Work to be completed
Copy the records below exactly as they are written.

Material shown
.....
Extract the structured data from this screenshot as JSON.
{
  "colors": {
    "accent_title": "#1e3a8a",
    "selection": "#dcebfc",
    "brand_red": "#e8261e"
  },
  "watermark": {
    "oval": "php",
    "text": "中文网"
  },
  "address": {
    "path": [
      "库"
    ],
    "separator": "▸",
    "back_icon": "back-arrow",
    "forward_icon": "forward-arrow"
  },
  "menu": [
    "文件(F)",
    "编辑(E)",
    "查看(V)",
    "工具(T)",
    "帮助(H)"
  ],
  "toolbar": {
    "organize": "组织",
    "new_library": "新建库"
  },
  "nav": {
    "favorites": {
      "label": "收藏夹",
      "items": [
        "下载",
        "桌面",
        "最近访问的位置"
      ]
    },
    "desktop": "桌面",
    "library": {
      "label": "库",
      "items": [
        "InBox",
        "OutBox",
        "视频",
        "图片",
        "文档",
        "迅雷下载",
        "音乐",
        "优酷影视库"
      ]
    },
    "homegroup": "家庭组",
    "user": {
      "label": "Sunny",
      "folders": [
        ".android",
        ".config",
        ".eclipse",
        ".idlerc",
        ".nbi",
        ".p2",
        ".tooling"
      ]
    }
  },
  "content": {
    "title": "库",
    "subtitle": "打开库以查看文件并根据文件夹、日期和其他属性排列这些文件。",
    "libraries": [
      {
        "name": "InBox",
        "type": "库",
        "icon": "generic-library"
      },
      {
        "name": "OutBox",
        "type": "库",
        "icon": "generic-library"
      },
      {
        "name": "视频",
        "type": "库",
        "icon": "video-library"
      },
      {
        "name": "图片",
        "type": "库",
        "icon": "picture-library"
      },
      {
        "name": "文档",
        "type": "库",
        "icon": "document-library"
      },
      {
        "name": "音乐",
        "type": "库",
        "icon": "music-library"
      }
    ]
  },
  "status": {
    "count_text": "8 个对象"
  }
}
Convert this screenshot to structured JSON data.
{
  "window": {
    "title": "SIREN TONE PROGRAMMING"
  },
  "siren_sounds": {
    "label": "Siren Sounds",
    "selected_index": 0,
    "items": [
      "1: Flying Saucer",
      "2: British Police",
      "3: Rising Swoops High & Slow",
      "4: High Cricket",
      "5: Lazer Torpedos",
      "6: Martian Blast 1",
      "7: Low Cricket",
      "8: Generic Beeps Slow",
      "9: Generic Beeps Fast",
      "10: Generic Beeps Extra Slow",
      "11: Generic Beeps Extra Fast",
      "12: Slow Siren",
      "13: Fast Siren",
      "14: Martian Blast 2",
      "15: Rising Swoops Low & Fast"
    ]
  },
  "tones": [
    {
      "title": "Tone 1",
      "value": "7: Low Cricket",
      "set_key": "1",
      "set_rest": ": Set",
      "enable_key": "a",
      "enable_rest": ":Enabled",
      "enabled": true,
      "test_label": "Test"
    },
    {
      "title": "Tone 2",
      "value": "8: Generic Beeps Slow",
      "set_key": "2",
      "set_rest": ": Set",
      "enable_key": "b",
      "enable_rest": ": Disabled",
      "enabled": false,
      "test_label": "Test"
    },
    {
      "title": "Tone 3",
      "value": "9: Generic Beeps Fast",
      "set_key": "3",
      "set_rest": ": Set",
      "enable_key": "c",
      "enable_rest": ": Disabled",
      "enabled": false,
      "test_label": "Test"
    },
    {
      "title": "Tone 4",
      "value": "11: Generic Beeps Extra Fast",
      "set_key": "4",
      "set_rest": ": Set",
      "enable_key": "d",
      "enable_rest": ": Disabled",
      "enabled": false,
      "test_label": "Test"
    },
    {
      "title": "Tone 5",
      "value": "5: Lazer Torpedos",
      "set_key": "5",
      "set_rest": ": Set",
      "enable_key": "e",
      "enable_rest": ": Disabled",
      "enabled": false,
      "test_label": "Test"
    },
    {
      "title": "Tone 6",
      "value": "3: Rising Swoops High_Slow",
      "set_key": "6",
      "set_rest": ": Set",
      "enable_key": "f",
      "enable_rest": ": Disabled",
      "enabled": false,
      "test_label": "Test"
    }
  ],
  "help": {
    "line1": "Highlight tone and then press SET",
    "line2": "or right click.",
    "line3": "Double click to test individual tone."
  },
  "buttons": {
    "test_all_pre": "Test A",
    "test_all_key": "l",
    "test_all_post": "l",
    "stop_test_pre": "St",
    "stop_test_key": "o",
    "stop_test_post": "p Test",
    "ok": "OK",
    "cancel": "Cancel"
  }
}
.....
Task answer
Extract the structured data from this screenshot as JSON.
{
  "colors": {
    "accent_title": "#1e3a8a",
    "selection": "#dcebfc",
    "brand_red": "#e8261e"
  },
  "watermark": {
    "oval": "php",
    "text": "中文网"
  },
  "address": {
    "path": [
      "库"
    ],
    "separator": "▸",
    "back_icon": "back-arrow",
    "forward_icon": "forward-arrow"
  },
  "menu": [
    "文件(F)",
    "编辑(E)",
    "查看(V)",
    "工具(T)",
    "帮助(H)"
  ],
  "toolbar": {
    "organize": "组织",
    "new_library": "新建库"
  },
  "nav": {
    "favorites": {
      "label": "收藏夹",
      "items": [
        "下载",
        "桌面",
        "最近访问的位置"
      ]
    },
    "desktop": "桌面",
    "library": {
      "label": "库",
      "items": [
        "InBox",
        "OutBox",
        "视频",
        "图片",
        "文档",
        "迅雷下载",
        "音乐",
        "优酷影视库"
      ]
    },
    "homegroup": "家庭组",
    "user": {
      "label": "Sunny",
      "folders": [
        ".android",
        ".config",
        ".eclipse",
        ".idlerc",
        ".nbi",
        ".p2",
        ".tooling"
      ]
    }
  },
  "content": {
    "title": "库",
    "subtitle": "打开库以查看文件并根据文件夹、日期和其他属性排列这些文件。",
    "libraries": [
      {
        "name": "InBox",
        "type": "库",
        "icon": "generic-library"
      },
      {
        "name": "OutBox",
        "type": "库",
        "icon": "generic-library"
      },
      {
        "name": "视频",
        "type": "库",
        "icon": "video-library"
      },
      {
        "name": "图片",
        "type": "库",
        "icon": "picture-library"
      },
      {
        "name": "文档",
        "type": "库",
        "icon": "document-library"
      },
      {
        "name": "音乐",
        "type": "库",
        "icon": "music-library"
      }
    ]
  },
  "status": {
    "count_text": "8 个对象"
  }
}
Convert this screenshot to structured JSON data.
{
  "window": {
    "title": "SIREN TONE PROGRAMMING"
  },
  "siren_sounds": {
    "label": "Siren Sounds",
    "selected_index": 0,
    "items": [
      "1: Flying Saucer",
      "2: British Police",
      "3: Rising Swoops High & Slow",
      "4: High Cricket",
      "5: Lazer Torpedos",
      "6: Martian Blast 1",
      "7: Low Cricket",
      "8: Generic Beeps Slow",
      "9: Generic Beeps Fast",
      "10: Generic Beeps Extra Slow",
      "11: Generic Beeps Extra Fast",
      "12: Slow Siren",
      "13: Fast Siren",
      "14: Martian Blast 2",
      "15: Rising Swoops Low & Fast"
    ]
  },
  "tones": [
    {
      "title": "Tone 1",
      "value": "7: Low Cricket",
      "set_key": "1",
      "set_rest": ": Set",
      "enable_key": "a",
      "enable_rest": ":Enabled",
      "enabled": true,
      "test_label": "Test"
    },
    {
      "title": "Tone 2",
      "value": "8: Generic Beeps Slow",
      "set_key": "2",
      "set_rest": ": Set",
      "enable_key": "b",
      "enable_rest": ": Disabled",
      "enabled": false,
      "test_label": "Test"
    },
    {
      "title": "Tone 3",
      "value": "9: Generic Beeps Fast",
      "set_key": "3",
      "set_rest": ": Set",
      "enable_key": "c",
      "enable_rest": ": Disabled",
      "enabled": false,
      "test_label": "Test"
    },
    {
      "title": "Tone 4",
      "value": "11: Generic Beeps Extra Fast",
      "set_key": "4",
      "set_rest": ": Set",
      "enable_key": "d",
      "enable_rest": ": Disabled",
      "enabled": false,
      "test_label": "Test"
    },
    {
      "title": "Tone 5",
      "value": "5: Lazer Torpedos",
      "set_key": "5",
      "set_rest": ": Set",
      "enable_key": "e",
      "enable_rest": ": Disabled",
      "enabled": false,
      "test_label": "Test"
    },
    {
      "title": "Tone 6",
      "value": "3: Rising Swoops High_Slow",
      "set_key": "6",
      "set_rest": ": Set",
      "enable_key": "f",
      "enable_rest": ": Disabled",
      "enabled": false,
      "test_label": "Test"
    }
  ],
  "help": {
    "line1": "Highlight tone and then press SET",
    "line2": "or right click.",
    "line3": "Double click to test individual tone."
  },
  "buttons": {
    "test_all_pre": "Test A",
    "test_all_key": "l",
    "test_all_post": "l",
    "stop_test_pre": "St",
    "stop_test_key": "o",
    "stop_test_post": "p Test",
    "ok": "OK",
    "cancel": "Cancel"
  }
}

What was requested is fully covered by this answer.